Entries with figure data:
>> START

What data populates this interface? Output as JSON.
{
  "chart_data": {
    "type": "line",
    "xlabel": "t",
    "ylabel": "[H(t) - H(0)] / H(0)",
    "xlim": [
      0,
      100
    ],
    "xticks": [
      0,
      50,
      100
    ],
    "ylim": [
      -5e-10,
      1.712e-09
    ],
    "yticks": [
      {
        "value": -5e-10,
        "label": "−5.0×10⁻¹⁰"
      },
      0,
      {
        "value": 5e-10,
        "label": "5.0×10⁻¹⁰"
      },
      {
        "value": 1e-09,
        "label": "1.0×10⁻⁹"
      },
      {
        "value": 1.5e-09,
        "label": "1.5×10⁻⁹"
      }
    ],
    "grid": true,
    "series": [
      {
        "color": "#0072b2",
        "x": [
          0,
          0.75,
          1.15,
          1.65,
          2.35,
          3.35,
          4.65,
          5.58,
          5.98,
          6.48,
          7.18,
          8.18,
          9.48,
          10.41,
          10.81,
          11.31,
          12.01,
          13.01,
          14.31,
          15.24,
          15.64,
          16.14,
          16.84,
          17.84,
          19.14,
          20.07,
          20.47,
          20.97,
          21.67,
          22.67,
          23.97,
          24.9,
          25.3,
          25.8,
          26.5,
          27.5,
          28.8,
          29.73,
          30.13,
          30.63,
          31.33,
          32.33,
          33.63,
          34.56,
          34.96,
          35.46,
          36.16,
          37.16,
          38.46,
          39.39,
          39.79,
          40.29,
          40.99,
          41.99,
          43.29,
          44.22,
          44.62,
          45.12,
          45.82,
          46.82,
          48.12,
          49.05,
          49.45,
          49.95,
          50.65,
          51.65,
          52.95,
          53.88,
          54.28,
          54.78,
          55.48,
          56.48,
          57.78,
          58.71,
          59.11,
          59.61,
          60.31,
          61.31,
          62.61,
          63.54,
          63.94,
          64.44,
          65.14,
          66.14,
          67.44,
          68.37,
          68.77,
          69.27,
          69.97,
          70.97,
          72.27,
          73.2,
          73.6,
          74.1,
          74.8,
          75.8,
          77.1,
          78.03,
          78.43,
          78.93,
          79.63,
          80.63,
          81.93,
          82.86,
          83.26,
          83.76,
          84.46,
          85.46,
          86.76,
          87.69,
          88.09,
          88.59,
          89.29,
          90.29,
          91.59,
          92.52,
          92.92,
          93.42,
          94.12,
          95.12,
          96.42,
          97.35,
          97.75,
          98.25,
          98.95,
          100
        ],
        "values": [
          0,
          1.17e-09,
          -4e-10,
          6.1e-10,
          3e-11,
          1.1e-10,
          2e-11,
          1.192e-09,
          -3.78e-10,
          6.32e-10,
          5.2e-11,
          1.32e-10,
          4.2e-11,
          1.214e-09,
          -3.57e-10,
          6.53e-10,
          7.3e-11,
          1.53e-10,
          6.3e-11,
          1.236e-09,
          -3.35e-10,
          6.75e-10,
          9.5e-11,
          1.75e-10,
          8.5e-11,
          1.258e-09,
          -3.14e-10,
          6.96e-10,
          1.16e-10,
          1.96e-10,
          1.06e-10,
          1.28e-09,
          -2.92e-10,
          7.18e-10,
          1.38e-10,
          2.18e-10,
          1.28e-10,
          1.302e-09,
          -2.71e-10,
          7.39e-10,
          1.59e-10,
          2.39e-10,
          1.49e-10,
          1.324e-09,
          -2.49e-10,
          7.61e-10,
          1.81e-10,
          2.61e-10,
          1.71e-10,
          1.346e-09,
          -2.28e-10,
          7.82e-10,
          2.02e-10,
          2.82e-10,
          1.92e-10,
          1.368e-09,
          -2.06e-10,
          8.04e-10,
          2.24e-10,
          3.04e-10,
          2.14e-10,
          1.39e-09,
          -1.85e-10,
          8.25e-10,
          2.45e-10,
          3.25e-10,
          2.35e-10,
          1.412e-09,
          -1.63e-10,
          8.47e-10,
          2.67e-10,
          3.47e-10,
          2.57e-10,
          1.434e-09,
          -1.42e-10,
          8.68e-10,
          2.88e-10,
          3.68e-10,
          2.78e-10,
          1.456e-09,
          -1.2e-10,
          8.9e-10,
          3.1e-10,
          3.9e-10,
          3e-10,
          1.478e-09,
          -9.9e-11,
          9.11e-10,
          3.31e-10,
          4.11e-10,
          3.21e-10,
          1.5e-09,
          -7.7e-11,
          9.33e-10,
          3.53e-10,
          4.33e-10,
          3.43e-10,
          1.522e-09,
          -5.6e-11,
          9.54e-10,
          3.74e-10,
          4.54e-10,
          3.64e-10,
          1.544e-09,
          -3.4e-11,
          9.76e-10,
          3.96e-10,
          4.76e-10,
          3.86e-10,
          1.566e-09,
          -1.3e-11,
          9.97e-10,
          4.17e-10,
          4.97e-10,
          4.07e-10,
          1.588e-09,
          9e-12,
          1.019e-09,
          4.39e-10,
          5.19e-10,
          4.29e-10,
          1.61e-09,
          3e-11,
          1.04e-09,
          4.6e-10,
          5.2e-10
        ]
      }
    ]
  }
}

>> END

* WHAT IS ASKED
Repeat every entry exactly as written above.

* EXPECTED ANSWER
What data populates this interface? Output as JSON.
{
  "chart_data": {
    "type": "line",
    "xlabel": "t",
    "ylabel": "[H(t) - H(0)] / H(0)",
    "xlim": [
      0,
      100
    ],
    "xticks": [
      0,
      50,
      100
    ],
    "ylim": [
      -5e-10,
      1.712e-09
    ],
    "yticks": [
      {
        "value": -5e-10,
        "label": "−5.0×10⁻¹⁰"
      },
      0,
      {
        "value": 5e-10,
        "label": "5.0×10⁻¹⁰"
      },
      {
        "value": 1e-09,
        "label": "1.0×10⁻⁹"
      },
      {
        "value": 1.5e-09,
        "label": "1.5×10⁻⁹"
      }
    ],
    "grid": true,
    "series": [
      {
        "color": "#0072b2",
        "x": [
          0,
          0.75,
          1.15,
          1.65,
          2.35,
          3.35,
          4.65,
          5.58,
          5.98,
          6.48,
          7.18,
          8.18,
          9.48,
          10.41,
          10.81,
          11.31,
          12.01,
          13.01,
          14.31,
          15.24,
          15.64,
          16.14,
          16.84,
          17.84,
          19.14,
          20.07,
          20.47,
          20.97,
          21.67,
          22.67,
          23.97,
          24.9,
          25.3,
          25.8,
          26.5,
          27.5,
          28.8,
          29.73,
          30.13,
          30.63,
          31.33,
          32.33,
          33.63,
          34.56,
          34.96,
          35.46,
          36.16,
          37.16,
          38.46,
          39.39,
          39.79,
          40.29,
          40.99,
          41.99,
          43.29,
          44.22,
          44.62,
          45.12,
          45.82,
          46.82,
          48.12,
          49.05,
          49.45,
          49.95,
          50.65,
          51.65,
          52.95,
          53.88,
          54.28,
          54.78,
          55.48,
          56.48,
          57.78,
          58.71,
          59.11,
          59.61,
          60.31,
          61.31,
          62.61,
          63.54,
          63.94,
          64.44,
          65.14,
          66.14,
          67.44,
          68.37,
          68.77,
          69.27,
          69.97,
          70.97,
          72.27,
          73.2,
          73.6,
          74.1,
          74.8,
          75.8,
          77.1,
          78.03,
          78.43,
          78.93,
          79.63,
          80.63,
          81.93,
          82.86,
          83.26,
          83.76,
          84.46,
          85.46,
          86.76,
          87.69,
          88.09,
          88.59,
          89.29,
          90.29,
          91.59,
          92.52,
          92.92,
          93.42,
          94.12,
          95.12,
          96.42,
          97.35,
          97.75,
          98.25,
          98.95,
          100
        ],
        "values": [
          0,
          1.17e-09,
          -4e-10,
          6.1e-10,
          3e-11,
          1.1e-10,
          2e-11,
          1.192e-09,
          -3.78e-10,
          6.32e-10,
          5.2e-11,
          1.32e-10,
          4.2e-11,
          1.214e-09,
          -3.57e-10,
          6.53e-10,
          7.3e-11,
          1.53e-10,
          6.3e-11,
          1.236e-09,
          -3.35e-10,
          6.75e-10,
          9.5e-11,
          1.75e-10,
          8.5e-11,
          1.258e-09,
          -3.14e-10,
          6.96e-10,
          1.16e-10,
          1.96e-10,
          1.06e-10,
          1.28e-09,
          -2.92e-10,
          7.18e-10,
          1.38e-10,
          2.18e-10,
          1.28e-10,
          1.302e-09,
          -2.71e-10,
          7.39e-10,
          1.59e-10,
          2.39e-10,
          1.49e-10,
          1.324e-09,
          -2.49e-10,
          7.61e-10,
          1.81e-10,
          2.61e-10,
          1.71e-10,
          1.346e-09,
          -2.28e-10,
          7.82e-10,
          2.02e-10,
          2.82e-10,
          1.92e-10,
          1.368e-09,
          -2.06e-10,
          8.04e-10,
          2.24e-10,
          3.04e-10,
          2.14e-10,
          1.39e-09,
          -1.85e-10,
          8.25e-10,
          2.45e-10,
          3.25e-10,
          2.35e-10,
          1.412e-09,
          -1.63e-10,
          8.47e-10,
          2.67e-10,
          3.47e-10,
          2.57e-10,
          1.434e-09,
          -1.42e-10,
          8.68e-10,
          2.88e-10,
          3.68e-10,
          2.78e-10,
          1.456e-09,
          -1.2e-10,
          8.9e-10,
          3.1e-10,
          3.9e-10,
          3e-10,
          1.478e-09,
          -9.9e-11,
          9.11e-10,
          3.31e-10,
          4.11e-10,
          3.21e-10,
          1.5e-09,
          -7.7e-11,
          9.33e-10,
          3.53e-10,
          4.33e-10,
          3.43e-10,
          1.522e-09,
          -5.6e-11,
          9.54e-10,
          3.74e-10,
          4.54e-10,
          3.64e-10,
          1.544e-09,
          -3.4e-11,
          9.76e-10,
          3.96e-10,
          4.76e-10,
          3.86e-10,
          1.566e-09,
          -1.3e-11,
          9.97e-10,
          4.17e-10,
          4.97e-10,
          4.07e-10,
          1.588e-09,
          9e-12,
          1.019e-09,
          4.39e-10,
          5.19e-10,
          4.29e-10,
          1.61e-09,
          3e-11,
          1.04e-09,
          4.6e-10,
          5.2e-10
        ]
      }
    ]
  }
}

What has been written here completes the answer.